[Dataset rows about figures]
____

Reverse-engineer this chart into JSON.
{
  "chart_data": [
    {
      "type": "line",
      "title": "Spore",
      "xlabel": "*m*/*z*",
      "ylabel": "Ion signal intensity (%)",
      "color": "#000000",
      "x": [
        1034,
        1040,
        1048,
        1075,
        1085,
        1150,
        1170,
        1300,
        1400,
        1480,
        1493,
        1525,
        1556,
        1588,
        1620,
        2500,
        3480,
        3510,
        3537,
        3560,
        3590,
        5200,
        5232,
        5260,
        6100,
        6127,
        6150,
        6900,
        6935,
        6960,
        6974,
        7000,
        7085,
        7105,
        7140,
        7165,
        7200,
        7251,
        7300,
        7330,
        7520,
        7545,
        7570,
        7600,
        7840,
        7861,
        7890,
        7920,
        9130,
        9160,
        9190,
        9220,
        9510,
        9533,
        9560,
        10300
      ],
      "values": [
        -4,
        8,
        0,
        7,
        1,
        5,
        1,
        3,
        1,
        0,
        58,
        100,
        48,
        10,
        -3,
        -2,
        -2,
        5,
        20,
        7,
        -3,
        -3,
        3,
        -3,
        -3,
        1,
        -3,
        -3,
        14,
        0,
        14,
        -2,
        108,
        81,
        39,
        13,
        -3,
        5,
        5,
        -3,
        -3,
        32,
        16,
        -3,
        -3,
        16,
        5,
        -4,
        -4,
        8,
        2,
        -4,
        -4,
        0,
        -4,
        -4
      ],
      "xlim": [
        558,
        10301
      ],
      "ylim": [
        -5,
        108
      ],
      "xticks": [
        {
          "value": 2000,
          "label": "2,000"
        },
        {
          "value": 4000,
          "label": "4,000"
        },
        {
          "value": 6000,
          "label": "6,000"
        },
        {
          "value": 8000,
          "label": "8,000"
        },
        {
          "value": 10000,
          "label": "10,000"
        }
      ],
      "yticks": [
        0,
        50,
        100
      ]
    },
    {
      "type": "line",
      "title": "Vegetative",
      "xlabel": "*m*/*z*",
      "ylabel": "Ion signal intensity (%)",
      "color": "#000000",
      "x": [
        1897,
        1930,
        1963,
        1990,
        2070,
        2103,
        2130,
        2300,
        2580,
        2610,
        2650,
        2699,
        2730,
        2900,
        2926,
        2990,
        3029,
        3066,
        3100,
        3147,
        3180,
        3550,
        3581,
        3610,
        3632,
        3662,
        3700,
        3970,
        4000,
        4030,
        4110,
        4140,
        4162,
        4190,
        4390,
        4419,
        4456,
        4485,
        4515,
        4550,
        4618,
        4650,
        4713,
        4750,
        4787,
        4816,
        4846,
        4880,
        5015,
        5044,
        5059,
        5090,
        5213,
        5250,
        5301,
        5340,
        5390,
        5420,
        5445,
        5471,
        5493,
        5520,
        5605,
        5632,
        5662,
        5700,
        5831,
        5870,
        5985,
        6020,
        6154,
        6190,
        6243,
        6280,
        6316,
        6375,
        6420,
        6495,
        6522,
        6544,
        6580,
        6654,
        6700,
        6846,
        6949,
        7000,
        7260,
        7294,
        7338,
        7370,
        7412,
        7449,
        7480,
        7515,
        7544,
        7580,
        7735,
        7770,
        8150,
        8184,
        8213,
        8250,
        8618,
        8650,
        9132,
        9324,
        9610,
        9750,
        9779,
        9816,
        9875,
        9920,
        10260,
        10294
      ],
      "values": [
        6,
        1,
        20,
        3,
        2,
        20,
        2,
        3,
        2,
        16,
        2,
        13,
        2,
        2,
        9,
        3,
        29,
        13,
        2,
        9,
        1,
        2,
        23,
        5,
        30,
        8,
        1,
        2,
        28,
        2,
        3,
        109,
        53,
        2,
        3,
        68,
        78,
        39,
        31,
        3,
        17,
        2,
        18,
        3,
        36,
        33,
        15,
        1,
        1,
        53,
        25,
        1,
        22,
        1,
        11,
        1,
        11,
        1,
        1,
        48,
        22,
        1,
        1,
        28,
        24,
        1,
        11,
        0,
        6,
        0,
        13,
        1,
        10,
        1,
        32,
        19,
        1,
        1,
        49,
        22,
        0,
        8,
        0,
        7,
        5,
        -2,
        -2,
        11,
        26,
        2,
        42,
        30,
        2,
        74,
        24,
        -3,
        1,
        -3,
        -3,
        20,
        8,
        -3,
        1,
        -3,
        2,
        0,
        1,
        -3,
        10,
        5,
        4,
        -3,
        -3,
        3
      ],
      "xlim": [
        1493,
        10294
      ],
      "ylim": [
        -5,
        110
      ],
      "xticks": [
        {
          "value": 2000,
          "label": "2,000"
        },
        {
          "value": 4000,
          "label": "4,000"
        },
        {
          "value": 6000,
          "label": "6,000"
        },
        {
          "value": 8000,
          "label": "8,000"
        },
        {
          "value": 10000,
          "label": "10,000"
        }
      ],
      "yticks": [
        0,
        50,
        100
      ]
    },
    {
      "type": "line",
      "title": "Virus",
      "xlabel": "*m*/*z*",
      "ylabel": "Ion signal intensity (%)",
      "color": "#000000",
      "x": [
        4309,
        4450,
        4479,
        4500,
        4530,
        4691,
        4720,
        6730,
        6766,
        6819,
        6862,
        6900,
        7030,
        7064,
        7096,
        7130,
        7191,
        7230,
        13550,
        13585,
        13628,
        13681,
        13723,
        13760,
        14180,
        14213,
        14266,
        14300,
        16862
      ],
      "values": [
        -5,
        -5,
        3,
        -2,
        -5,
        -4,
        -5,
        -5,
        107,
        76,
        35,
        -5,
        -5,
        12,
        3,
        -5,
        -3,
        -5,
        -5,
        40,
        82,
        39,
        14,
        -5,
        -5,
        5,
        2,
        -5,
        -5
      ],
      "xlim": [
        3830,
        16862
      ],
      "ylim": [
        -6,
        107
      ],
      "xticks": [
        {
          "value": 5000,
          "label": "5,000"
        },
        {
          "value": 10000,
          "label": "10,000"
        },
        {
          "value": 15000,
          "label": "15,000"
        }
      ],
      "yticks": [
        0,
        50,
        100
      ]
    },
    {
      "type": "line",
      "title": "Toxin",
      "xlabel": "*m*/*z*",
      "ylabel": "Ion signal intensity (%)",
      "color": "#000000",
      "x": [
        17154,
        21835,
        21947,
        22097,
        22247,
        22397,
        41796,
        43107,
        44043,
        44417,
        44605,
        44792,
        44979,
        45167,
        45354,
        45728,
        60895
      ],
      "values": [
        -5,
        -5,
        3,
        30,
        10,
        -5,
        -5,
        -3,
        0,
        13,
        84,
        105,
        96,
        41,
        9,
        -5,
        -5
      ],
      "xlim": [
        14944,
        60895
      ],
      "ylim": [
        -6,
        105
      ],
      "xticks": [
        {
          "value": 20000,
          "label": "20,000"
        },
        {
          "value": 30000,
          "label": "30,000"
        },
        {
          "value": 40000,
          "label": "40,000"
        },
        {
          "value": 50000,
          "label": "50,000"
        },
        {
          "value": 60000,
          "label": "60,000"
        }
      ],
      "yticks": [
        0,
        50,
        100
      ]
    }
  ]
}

____

**YOUR TASK**
The records above must be repeated exactly, in their entirety.

**SOLUTION**
Reverse-engineer this chart into JSON.
{
  "chart_data": [
    {
      "type": "line",
      "title": "Spore",
      "xlabel": "*m*/*z*",
      "ylabel": "Ion signal intensity (%)",
      "color": "#000000",
      "x": [
        1034,
        1040,
        1048,
        1075,
        1085,
        1150,
        1170,
        1300,
        1400,
        1480,
        1493,
        1525,
        1556,
        1588,
        1620,
        2500,
        3480,
        3510,
        3537,
        3560,
        3590,
        5200,
        5232,
        5260,
        6100,
        6127,
        6150,
        6900,
        6935,
        6960,
        6974,
        7000,
        7085,
        7105,
        7140,
        7165,
        7200,
        7251,
        7300,
        7330,
        7520,
        7545,
        7570,
        7600,
        7840,
        7861,
        7890,
        7920,
        9130,
        9160,
        9190,
        9220,
        9510,
        9533,
        9560,
        10300
      ],
      "values": [
        -4,
        8,
        0,
        7,
        1,
        5,
        1,
        3,
        1,
        0,
        58,
        100,
        48,
        10,
        -3,
        -2,
        -2,
        5,
        20,
        7,
        -3,
        -3,
        3,
        -3,
        -3,
        1,
        -3,
        -3,
        14,
        0,
        14,
        -2,
        108,
        81,
        39,
        13,
        -3,
        5,
        5,
        -3,
        -3,
        32,
        16,
        -3,
        -3,
        16,
        5,
        -4,
        -4,
        8,
        2,
        -4,
        -4,
        0,
        -4,
        -4
      ],
      "xlim": [
        558,
        10301
      ],
      "ylim": [
        -5,
        108
      ],
      "xticks": [
        {
          "value": 2000,
          "label": "2,000"
        },
        {
          "value": 4000,
          "label": "4,000"
        },
        {
          "value": 6000,
          "label": "6,000"
        },
        {
          "value": 8000,
          "label": "8,000"
        },
        {
          "value": 10000,
          "label": "10,000"
        }
      ],
      "yticks": [
        0,
        50,
        100
      ]
    },
    {
      "type": "line",
      "title": "Vegetative",
      "xlabel": "*m*/*z*",
      "ylabel": "Ion signal intensity (%)",
      "color": "#000000",
      "x": [
        1897,
        1930,
        1963,
        1990,
        2070,
        2103,
        2130,
        2300,
        2580,
        2610,
        2650,
        2699,
        2730,
        2900,
        2926,
        2990,
        3029,
        3066,
        3100,
        3147,
        3180,
        3550,
        3581,
        3610,
        3632,
        3662,
        3700,
        3970,
        4000,
        4030,
        4110,
        4140,
        4162,
        4190,
        4390,
        4419,
        4456,
        4485,
        4515,
        4550,
        4618,
        4650,
        4713,
        4750,
        4787,
        4816,
        4846,
        4880,
        5015,
        5044,
        5059,
        5090,
        5213,
        5250,
        5301,
        5340,
        5390,
        5420,
        5445,
        5471,
        5493,
        5520,
        5605,
        5632,
        5662,
        5700,
        5831,
        5870,
        5985,
        6020,
        6154,
        6190,
        6243,
        6280,
        6316,
        6375,
        6420,
        6495,
        6522,
        6544,
        6580,
        6654,
        6700,
        6846,
        6949,
        7000,
        7260,
        7294,
        7338,
        7370,
        7412,
        7449,
        7480,
        7515,
        7544,
        7580,
        7735,
        7770,
        8150,
        8184,
        8213,
        8250,
        8618,
        8650,
        9132,
        9324,
        9610,
        9750,
        9779,
        9816,
        9875,
        9920,
        10260,
        10294
      ],
      "values": [
        6,
        1,
        20,
        3,
        2,
        20,
        2,
        3,
        2,
        16,
        2,
        13,
        2,
        2,
        9,
        3,
        29,
        13,
        2,
        9,
        1,
        2,
        23,
        5,
        30,
        8,
        1,
        2,
        28,
        2,
        3,
        109,
        53,
        2,
        3,
        68,
        78,
        39,
        31,
        3,
        17,
        2,
        18,
        3,
        36,
        33,
        15,
        1,
        1,
        53,
        25,
        1,
        22,
        1,
        11,
        1,
        11,
        1,
        1,
        48,
        22,
        1,
        1,
        28,
        24,
        1,
        11,
        0,
        6,
        0,
        13,
        1,
        10,
        1,
        32,
        19,
        1,
        1,
        49,
        22,
        0,
        8,
        0,
        7,
        5,
        -2,
        -2,
        11,
        26,
        2,
        42,
        30,
        2,
        74,
        24,
        -3,
        1,
        -3,
        -3,
        20,
        8,
        -3,
        1,
        -3,
        2,
        0,
        1,
        -3,
        10,
        5,
        4,
        -3,
        -3,
        3
      ],
      "xlim": [
        1493,
        10294
      ],
      "ylim": [
        -5,
        110
      ],
      "xticks": [
        {
          "value": 2000,
          "label": "2,000"
        },
        {
          "value": 4000,
          "label": "4,000"
        },
        {
          "value": 6000,
          "label": "6,000"
        },
        {
          "value": 8000,
          "label": "8,000"
        },
        {
          "value": 10000,
          "label": "10,000"
        }
      ],
      "yticks": [
        0,
        50,
        100
      ]
    },
    {
      "type": "line",
      "title": "Virus",
      "xlabel": "*m*/*z*",
      "ylabel": "Ion signal intensity (%)",
      "color": "#000000",
      "x": [
        4309,
        4450,
        4479,
        4500,
        4530,
        4691,
        4720,
        6730,
        6766,
        6819,
        6862,
        6900,
        7030,
        7064,
        7096,
        7130,
        7191,
        7230,
        13550,
        13585,
        13628,
        13681,
        13723,
        13760,
        14180,
        14213,
        14266,
        14300,
        16862
      ],
      "values": [
        -5,
        -5,
        3,
        -2,
        -5,
        -4,
        -5,
        -5,
        107,
        76,
        35,
        -5,
        -5,
        12,
        3,
        -5,
        -3,
        -5,
        -5,
        40,
        82,
        39,
        14,
        -5,
        -5,
        5,
        2,
        -5,
        -5
      ],
      "xlim": [
        3830,
        16862
      ],
      "ylim": [
        -6,
        107
      ],
      "xticks": [
        {
          "value": 5000,
          "label": "5,000"
        },
        {
          "value": 10000,
          "label": "10,000"
        },
        {
          "value": 15000,
          "label": "15,000"
        }
      ],
      "yticks": [
        0,
        50,
        100
      ]
    },
    {
      "type": "line",
      "title": "Toxin",
      "xlabel": "*m*/*z*",
      "ylabel": "Ion signal intensity (%)",
      "color": "#000000",
      "x": [
        17154,
        21835,
        21947,
        22097,
        22247,
        22397,
        41796,
        43107,
        44043,
        44417,
        44605,
        44792,
        44979,
        45167,
        45354,
        45728,
        60895
      ],
      "values": [
        -5,
        -5,
        3,
        30,
        10,
        -5,
        -5,
        -3,
        0,
        13,
        84,
        105,
        96,
        41,
        9,
        -5,
        -5
      ],
      "xlim": [
        14944,
        60895
      ],
      "ylim": [
        -6,
        105
      ],
      "xticks": [
        {
          "value": 20000,
          "label": "20,000"
        },
        {
          "value": 30000,
          "label": "30,000"
        },
        {
          "value": 40000,
          "label": "40,000"
        },
        {
          "value": 50000,
          "label": "50,000"
        },
        {
          "value": 60000,
          "label": "60,000"
        }
      ],
      "yticks": [
        0,
        50,
        100
      ]
    }
  ]
}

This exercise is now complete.